## BRANO PROPOSTO
LA DIVISIONE DELL’IO NEL FU MATTIA

PASCAL

Il Mattia che decide di non essere

piu Mattia, morto nella gora,

realizza una compiuta operazione

di doppio: Adriano Meis è prodotto

di una scissione, non di una

trasformazione e per questo è

compiutamente un altro pur

rimanendo il medesimo. Non ci può

essere passaggio dal falso al vero

perche come teorizzato da Laing ne

“L’Io Diviso”,nella condizione

schizoide fuori del falso c’è il nulla.

“Niente di quello che vedete sono

io” pensa chi è coinvolto nella

divisione schizoide ma egli puo

essere qualcuno soltanto in quello

che vediamo noi: allora egli è

irreale davvero, è qualcosa di

ambiguo e del tutto simbolico, una

persona puramente virtuale, potenziale, immaginaria, in realtà un niente.

Quando l’io adotta una forma, sa che quella forma non è lui e la vive

quindi come una maschera, quando la rifiuta va verso il vuoto.

Mattia, solo in una stazioncina prova appunto questo angoscioso senso

del vuoto, che è l’esatto corrispettivo della condizione di colui che ha

deciso di abbandonare i rapporti che lo costituivano in una certa identità.

Per questo Mattia deve al più presto darsi un’altra identità, anche se da

tessera di riconoscimento. Lo sdoppiamento in un altro se stesso è la più

urgente delle difese. L’esordio di Adriano è all’insegna della gioia, perché

la libertà sconfinata che gli si apre davanti ha il sapore della liberazione

dai vincoli affliggenti della vita. I viaggi, i continui spostamenti danno al

vuoto una parvenza di vita, ma la liberazione è in assoluto perdita di

contatto col mondo perché l’eterno movimento è identico alla stasi

perche non conduce in alcun luogo. Breve dunque è la stagione felice di

Adriano Meis e la vita diventa integralmente spettacolo, si realizza per lui

il desiderio di professare la filosofia, quel tipo di saggezza che

presuppone l’abolizione della vita.

LATINO

PLAUTO Tito Maccio Plauto, commediografo per

vocazione, fu tra gli scrittori più prolifici di

questo genere. Sembra che la sua

passione per questo tipo di letteratura

partisse da gravi esperienze personali:

indebitatosi al gioco, fu costretto a

umilianti lavori per risanare la propria

posizione economica: donde l’interesse

per i ceti meno abbienti e più umili della

società che viveva.

Ad onta di ciò, Plauto riscosse un

enorme successo, immediato e postumo,

tanto che già nel II° secolo a.c.

circolavano almeno centotrenta opere col

suo nome, di cui molte in realtà spurie

(cioè di non certa attribuzione). Anche

queste ultime, tuttavia, continuarono ad

essere

rappresentate (a Roma e un po’

dovunque nel mondo di cultura romana)

ancora per molto tempo dopo la morte

dell’autore.

## DATI FORNITI
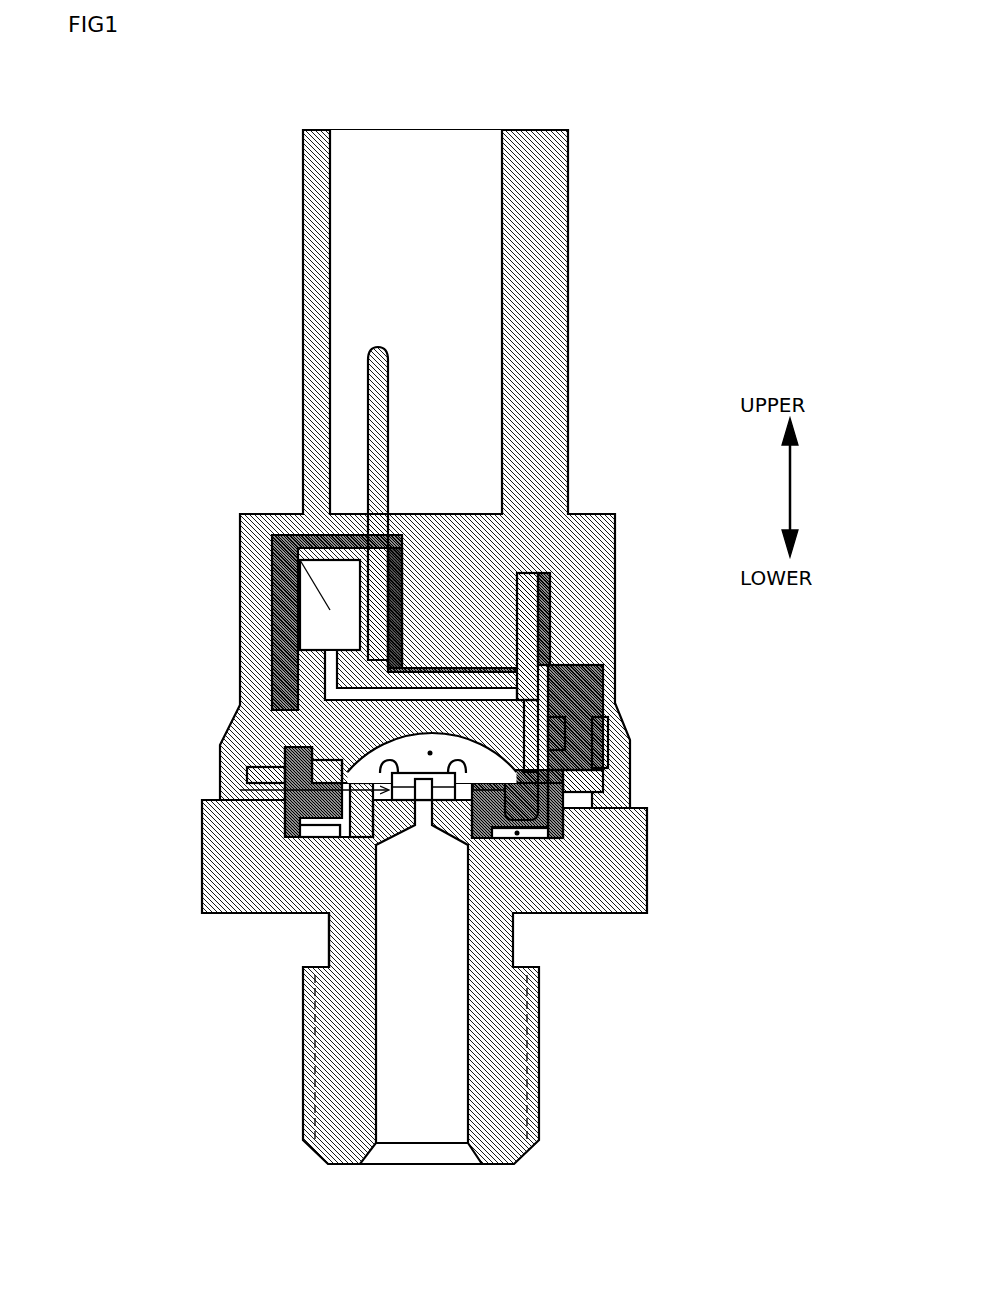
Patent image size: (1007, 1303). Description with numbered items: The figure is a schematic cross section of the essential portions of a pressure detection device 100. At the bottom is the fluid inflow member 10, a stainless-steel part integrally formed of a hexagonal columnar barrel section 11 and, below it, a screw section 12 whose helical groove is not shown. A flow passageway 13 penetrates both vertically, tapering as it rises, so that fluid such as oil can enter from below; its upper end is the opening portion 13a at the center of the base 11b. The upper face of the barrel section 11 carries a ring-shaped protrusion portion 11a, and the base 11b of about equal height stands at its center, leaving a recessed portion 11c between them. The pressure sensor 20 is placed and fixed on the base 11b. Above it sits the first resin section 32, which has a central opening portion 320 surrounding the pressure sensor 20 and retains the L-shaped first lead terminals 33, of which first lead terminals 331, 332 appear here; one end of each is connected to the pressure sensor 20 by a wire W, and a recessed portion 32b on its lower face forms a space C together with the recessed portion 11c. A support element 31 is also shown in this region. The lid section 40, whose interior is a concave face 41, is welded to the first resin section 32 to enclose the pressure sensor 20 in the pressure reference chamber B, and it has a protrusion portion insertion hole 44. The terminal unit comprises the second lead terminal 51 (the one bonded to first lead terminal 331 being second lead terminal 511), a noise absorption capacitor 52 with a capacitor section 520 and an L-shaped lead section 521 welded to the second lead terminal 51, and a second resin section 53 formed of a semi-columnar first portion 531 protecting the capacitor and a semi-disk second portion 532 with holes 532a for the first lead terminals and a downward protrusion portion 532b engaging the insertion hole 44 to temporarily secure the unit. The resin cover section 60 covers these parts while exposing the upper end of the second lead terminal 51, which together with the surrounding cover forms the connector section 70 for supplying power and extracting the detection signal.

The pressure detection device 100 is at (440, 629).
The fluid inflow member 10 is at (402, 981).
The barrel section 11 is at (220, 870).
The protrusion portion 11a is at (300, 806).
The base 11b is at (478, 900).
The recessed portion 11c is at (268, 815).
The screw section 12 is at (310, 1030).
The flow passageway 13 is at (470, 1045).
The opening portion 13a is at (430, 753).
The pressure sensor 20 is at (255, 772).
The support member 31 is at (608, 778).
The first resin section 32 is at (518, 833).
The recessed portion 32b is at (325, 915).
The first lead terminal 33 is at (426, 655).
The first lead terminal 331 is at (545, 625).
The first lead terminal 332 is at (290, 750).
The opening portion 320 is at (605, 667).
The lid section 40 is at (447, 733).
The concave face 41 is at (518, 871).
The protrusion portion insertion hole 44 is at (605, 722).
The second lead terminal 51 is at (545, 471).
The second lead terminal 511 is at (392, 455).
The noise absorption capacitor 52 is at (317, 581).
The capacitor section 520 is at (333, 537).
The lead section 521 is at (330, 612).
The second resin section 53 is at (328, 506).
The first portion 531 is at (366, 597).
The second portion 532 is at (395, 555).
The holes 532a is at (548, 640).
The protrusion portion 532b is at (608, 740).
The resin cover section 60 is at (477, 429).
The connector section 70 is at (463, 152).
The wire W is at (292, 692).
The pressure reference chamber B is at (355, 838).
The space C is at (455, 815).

## ATTIVITÀ DA SVOLGERE
1. Secondo il brano, quante opere col nome di Plauto circolavano già nel II secolo a.C.?
2. Ripeti il passo del brano da "trasformazione e per" fino a "c’è il nulla." compreso.
3. Elenca tutti i nomi propri di persona che compaiono nel brano.
Le righe non servono in questo esercizio.

## SOLUZIONI
1. Almeno centotrenta.

2.
trasformazione e per questo è

compiutamente un altro pur

rimanendo il medesimo. Non ci può

essere passaggio dal falso al vero

perche come teorizzato da Laing ne

“L’Io Diviso”,nella condizione

schizoide fuori del falso c’è il nulla.

3. Mattia Pascal, Adriano Meis, Laing, Tito Maccio Plauto